_Exercise aim:_
Omit any picture, and return the remaining data exactly as written.

Extracted data entries
______________________________

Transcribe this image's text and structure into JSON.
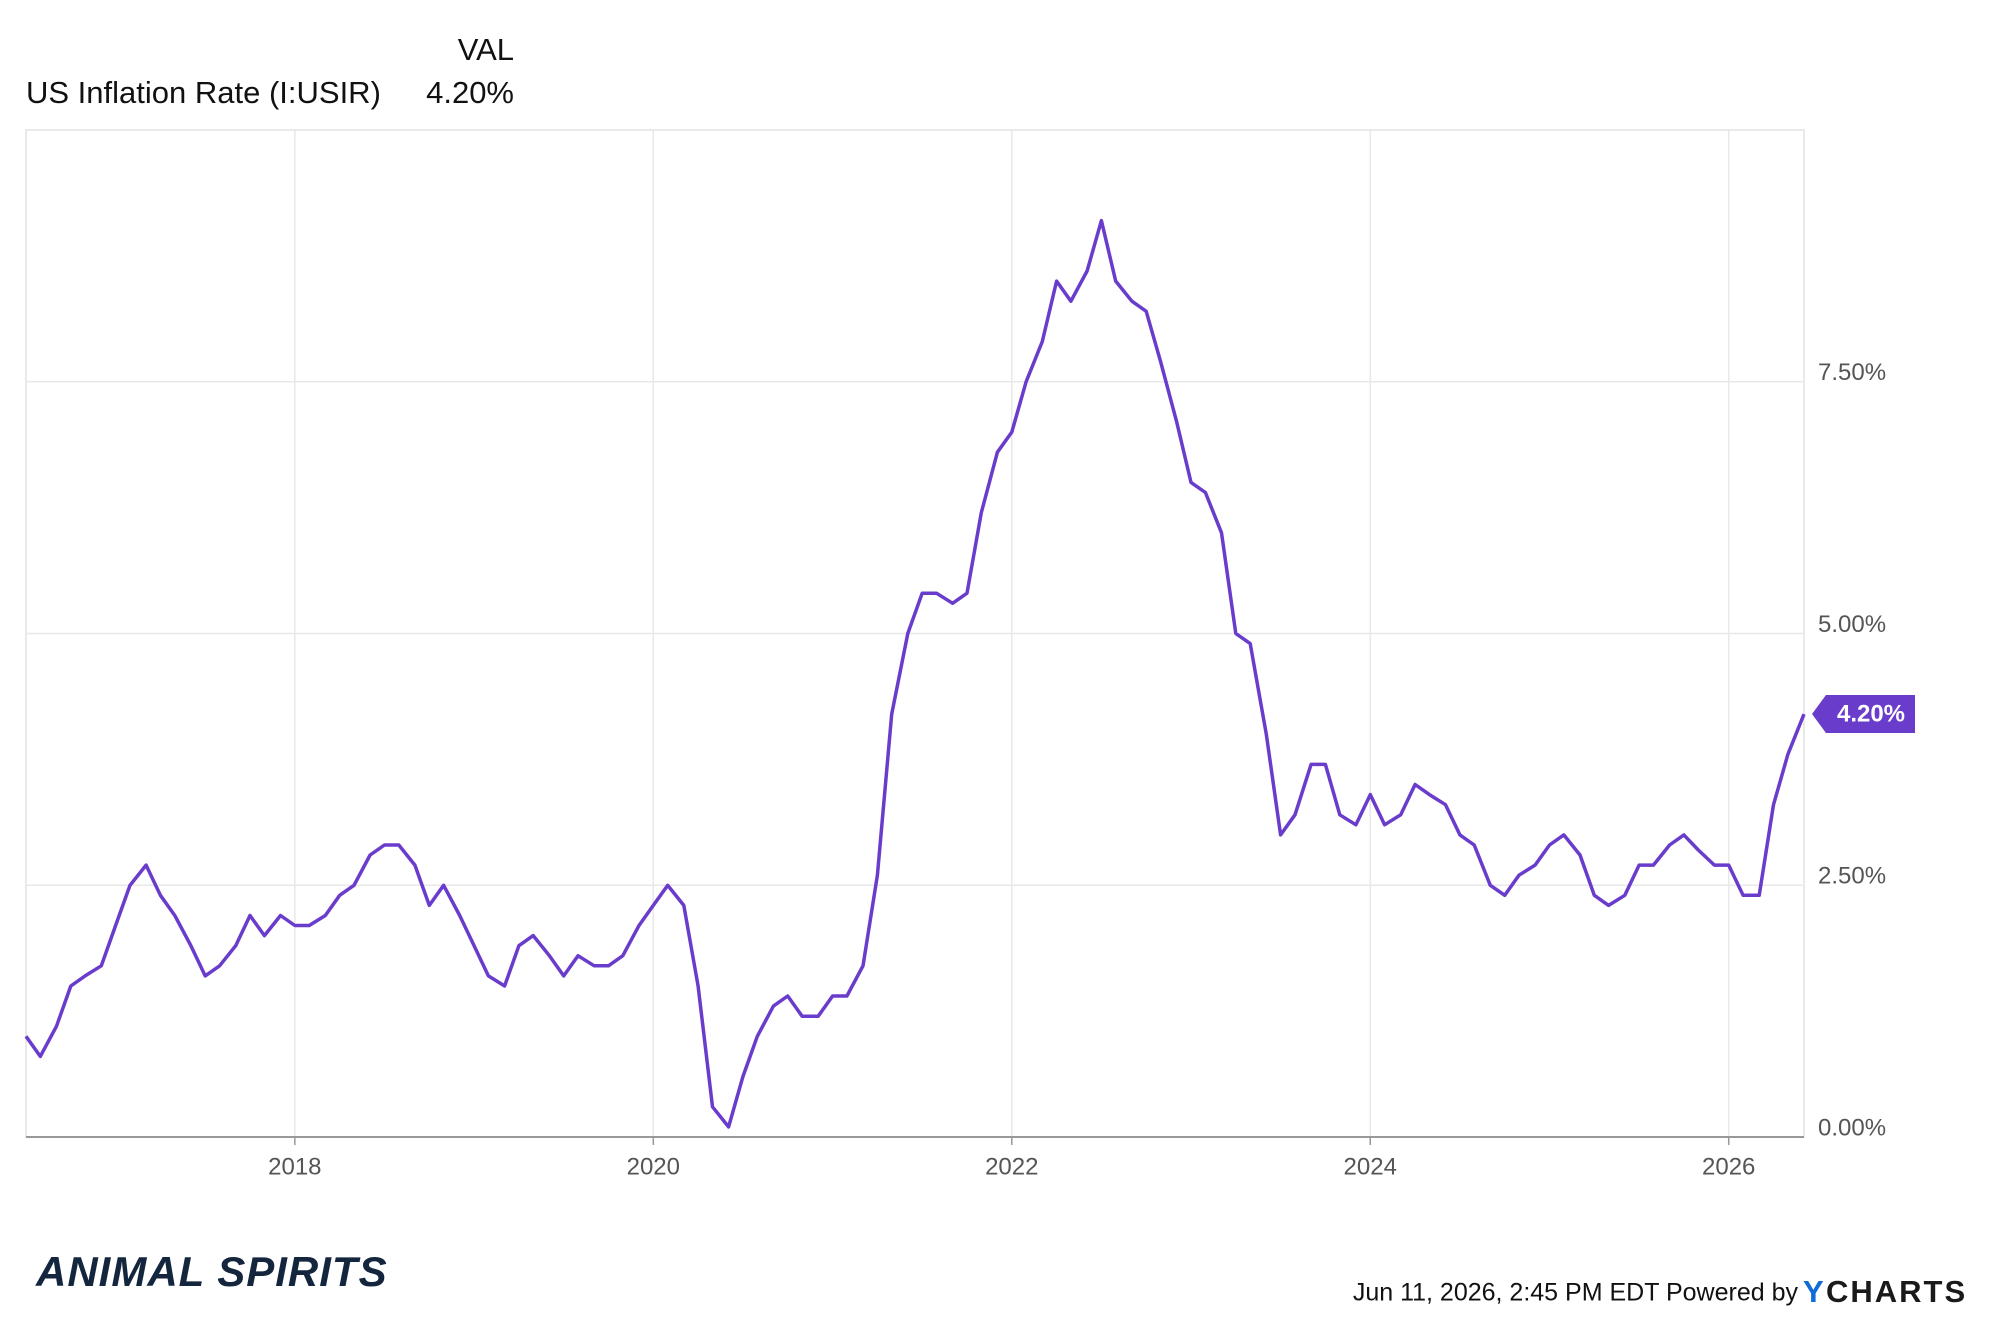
{
  "chart_data": {
    "type": "line",
    "header": {
      "column": "VAL",
      "value_label": "4.20%"
    },
    "series": [
      {
        "name": "US Inflation Rate (I:USIR)",
        "color": "#6a3ccb",
        "values": [
          1.0,
          0.8,
          1.1,
          1.5,
          1.6,
          1.7,
          2.1,
          2.5,
          2.7,
          2.4,
          2.2,
          1.9,
          1.6,
          1.7,
          1.9,
          2.2,
          2.0,
          2.2,
          2.1,
          2.1,
          2.2,
          2.4,
          2.5,
          2.8,
          2.9,
          2.9,
          2.7,
          2.3,
          2.5,
          2.2,
          1.9,
          1.6,
          1.5,
          1.9,
          2.0,
          1.8,
          1.6,
          1.8,
          1.7,
          1.7,
          1.8,
          2.1,
          2.3,
          2.5,
          2.3,
          1.5,
          0.3,
          0.1,
          0.6,
          1.0,
          1.3,
          1.4,
          1.2,
          1.2,
          1.4,
          1.4,
          1.7,
          2.6,
          4.2,
          5.0,
          5.4,
          5.4,
          5.3,
          5.4,
          6.2,
          6.8,
          7.0,
          7.5,
          7.9,
          8.5,
          8.3,
          8.6,
          9.1,
          8.5,
          8.3,
          8.2,
          7.7,
          7.1,
          6.5,
          6.4,
          6.0,
          5.0,
          4.9,
          4.0,
          3.0,
          3.2,
          3.7,
          3.7,
          3.2,
          3.1,
          3.4,
          3.1,
          3.2,
          3.5,
          3.4,
          3.3,
          3.0,
          2.9,
          2.5,
          2.4,
          2.6,
          2.7,
          2.9,
          3.0,
          2.8,
          2.4,
          2.3,
          2.4,
          2.7,
          2.7,
          2.9,
          3.0,
          2.85,
          2.7,
          2.7,
          2.4,
          2.4,
          3.3,
          3.8,
          4.2
        ]
      }
    ],
    "x": [
      2016.5,
      2016.58,
      2016.67,
      2016.75,
      2016.83,
      2016.92,
      2017,
      2017.08,
      2017.17,
      2017.25,
      2017.33,
      2017.42,
      2017.5,
      2017.58,
      2017.67,
      2017.75,
      2017.83,
      2017.92,
      2018,
      2018.08,
      2018.17,
      2018.25,
      2018.33,
      2018.42,
      2018.5,
      2018.58,
      2018.67,
      2018.75,
      2018.83,
      2018.92,
      2019,
      2019.08,
      2019.17,
      2019.25,
      2019.33,
      2019.42,
      2019.5,
      2019.58,
      2019.67,
      2019.75,
      2019.83,
      2019.92,
      2020,
      2020.08,
      2020.17,
      2020.25,
      2020.33,
      2020.42,
      2020.5,
      2020.58,
      2020.67,
      2020.75,
      2020.83,
      2020.92,
      2021,
      2021.08,
      2021.17,
      2021.25,
      2021.33,
      2021.42,
      2021.5,
      2021.58,
      2021.67,
      2021.75,
      2021.83,
      2021.92,
      2022,
      2022.08,
      2022.17,
      2022.25,
      2022.33,
      2022.42,
      2022.5,
      2022.58,
      2022.67,
      2022.75,
      2022.83,
      2022.92,
      2023,
      2023.08,
      2023.17,
      2023.25,
      2023.33,
      2023.42,
      2023.5,
      2023.58,
      2023.67,
      2023.75,
      2023.83,
      2023.92,
      2024,
      2024.08,
      2024.17,
      2024.25,
      2024.33,
      2024.42,
      2024.5,
      2024.58,
      2024.67,
      2024.75,
      2024.83,
      2024.92,
      2025,
      2025.08,
      2025.17,
      2025.25,
      2025.33,
      2025.42,
      2025.5,
      2025.58,
      2025.67,
      2025.75,
      2025.83,
      2025.92,
      2026,
      2026.08,
      2026.17,
      2026.25,
      2026.33,
      2026.42
    ],
    "xlim": [
      2016.5,
      2026.42
    ],
    "xticks": [
      2018,
      2020,
      2022,
      2024,
      2026
    ],
    "ylim": [
      0,
      10
    ],
    "yticks": [
      {
        "value": 0,
        "label": "0.00%"
      },
      {
        "value": 2.5,
        "label": "2.50%"
      },
      {
        "value": 5,
        "label": "5.00%"
      },
      {
        "value": 7.5,
        "label": "7.50%"
      }
    ],
    "grid": true,
    "footer": {
      "timestamp": "Jun 11, 2026, 2:45 PM EDT Powered by",
      "logo_y": "Y",
      "logo_rest": "CHARTS",
      "brand": "ANIMAL SPIRITS"
    }
  }
}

______________________________

_Written reply:_
Transcribe this image's text and structure into JSON.
{
  "chart_data": {
    "type": "line",
    "header": {
      "column": "VAL",
      "value_label": "4.20%"
    },
    "series": [
      {
        "name": "US Inflation Rate (I:USIR)",
        "color": "#6a3ccb",
        "values": [
          1.0,
          0.8,
          1.1,
          1.5,
          1.6,
          1.7,
          2.1,
          2.5,
          2.7,
          2.4,
          2.2,
          1.9,
          1.6,
          1.7,
          1.9,
          2.2,
          2.0,
          2.2,
          2.1,
          2.1,
          2.2,
          2.4,
          2.5,
          2.8,
          2.9,
          2.9,
          2.7,
          2.3,
          2.5,
          2.2,
          1.9,
          1.6,
          1.5,
          1.9,
          2.0,
          1.8,
          1.6,
          1.8,
          1.7,
          1.7,
          1.8,
          2.1,
          2.3,
          2.5,
          2.3,
          1.5,
          0.3,
          0.1,
          0.6,
          1.0,
          1.3,
          1.4,
          1.2,
          1.2,
          1.4,
          1.4,
          1.7,
          2.6,
          4.2,
          5.0,
          5.4,
          5.4,
          5.3,
          5.4,
          6.2,
          6.8,
          7.0,
          7.5,
          7.9,
          8.5,
          8.3,
          8.6,
          9.1,
          8.5,
          8.3,
          8.2,
          7.7,
          7.1,
          6.5,
          6.4,
          6.0,
          5.0,
          4.9,
          4.0,
          3.0,
          3.2,
          3.7,
          3.7,
          3.2,
          3.1,
          3.4,
          3.1,
          3.2,
          3.5,
          3.4,
          3.3,
          3.0,
          2.9,
          2.5,
          2.4,
          2.6,
          2.7,
          2.9,
          3.0,
          2.8,
          2.4,
          2.3,
          2.4,
          2.7,
          2.7,
          2.9,
          3.0,
          2.85,
          2.7,
          2.7,
          2.4,
          2.4,
          3.3,
          3.8,
          4.2
        ]
      }
    ],
    "x": [
      2016.5,
      2016.58,
      2016.67,
      2016.75,
      2016.83,
      2016.92,
      2017,
      2017.08,
      2017.17,
      2017.25,
      2017.33,
      2017.42,
      2017.5,
      2017.58,
      2017.67,
      2017.75,
      2017.83,
      2017.92,
      2018,
      2018.08,
      2018.17,
      2018.25,
      2018.33,
      2018.42,
      2018.5,
      2018.58,
      2018.67,
      2018.75,
      2018.83,
      2018.92,
      2019,
      2019.08,
      2019.17,
      2019.25,
      2019.33,
      2019.42,
      2019.5,
      2019.58,
      2019.67,
      2019.75,
      2019.83,
      2019.92,
      2020,
      2020.08,
      2020.17,
      2020.25,
      2020.33,
      2020.42,
      2020.5,
      2020.58,
      2020.67,
      2020.75,
      2020.83,
      2020.92,
      2021,
      2021.08,
      2021.17,
      2021.25,
      2021.33,
      2021.42,
      2021.5,
      2021.58,
      2021.67,
      2021.75,
      2021.83,
      2021.92,
      2022,
      2022.08,
      2022.17,
      2022.25,
      2022.33,
      2022.42,
      2022.5,
      2022.58,
      2022.67,
      2022.75,
      2022.83,
      2022.92,
      2023,
      2023.08,
      2023.17,
      2023.25,
      2023.33,
      2023.42,
      2023.5,
      2023.58,
      2023.67,
      2023.75,
      2023.83,
      2023.92,
      2024,
      2024.08,
      2024.17,
      2024.25,
      2024.33,
      2024.42,
      2024.5,
      2024.58,
      2024.67,
      2024.75,
      2024.83,
      2024.92,
      2025,
      2025.08,
      2025.17,
      2025.25,
      2025.33,
      2025.42,
      2025.5,
      2025.58,
      2025.67,
      2025.75,
      2025.83,
      2025.92,
      2026,
      2026.08,
      2026.17,
      2026.25,
      2026.33,
      2026.42
    ],
    "xlim": [
      2016.5,
      2026.42
    ],
    "xticks": [
      2018,
      2020,
      2022,
      2024,
      2026
    ],
    "ylim": [
      0,
      10
    ],
    "yticks": [
      {
        "value": 0,
        "label": "0.00%"
      },
      {
        "value": 2.5,
        "label": "2.50%"
      },
      {
        "value": 5,
        "label": "5.00%"
      },
      {
        "value": 7.5,
        "label": "7.50%"
      }
    ],
    "grid": true,
    "footer": {
      "timestamp": "Jun 11, 2026, 2:45 PM EDT Powered by",
      "logo_y": "Y",
      "logo_rest": "CHARTS",
      "brand": "ANIMAL SPIRITS"
    }
  }
}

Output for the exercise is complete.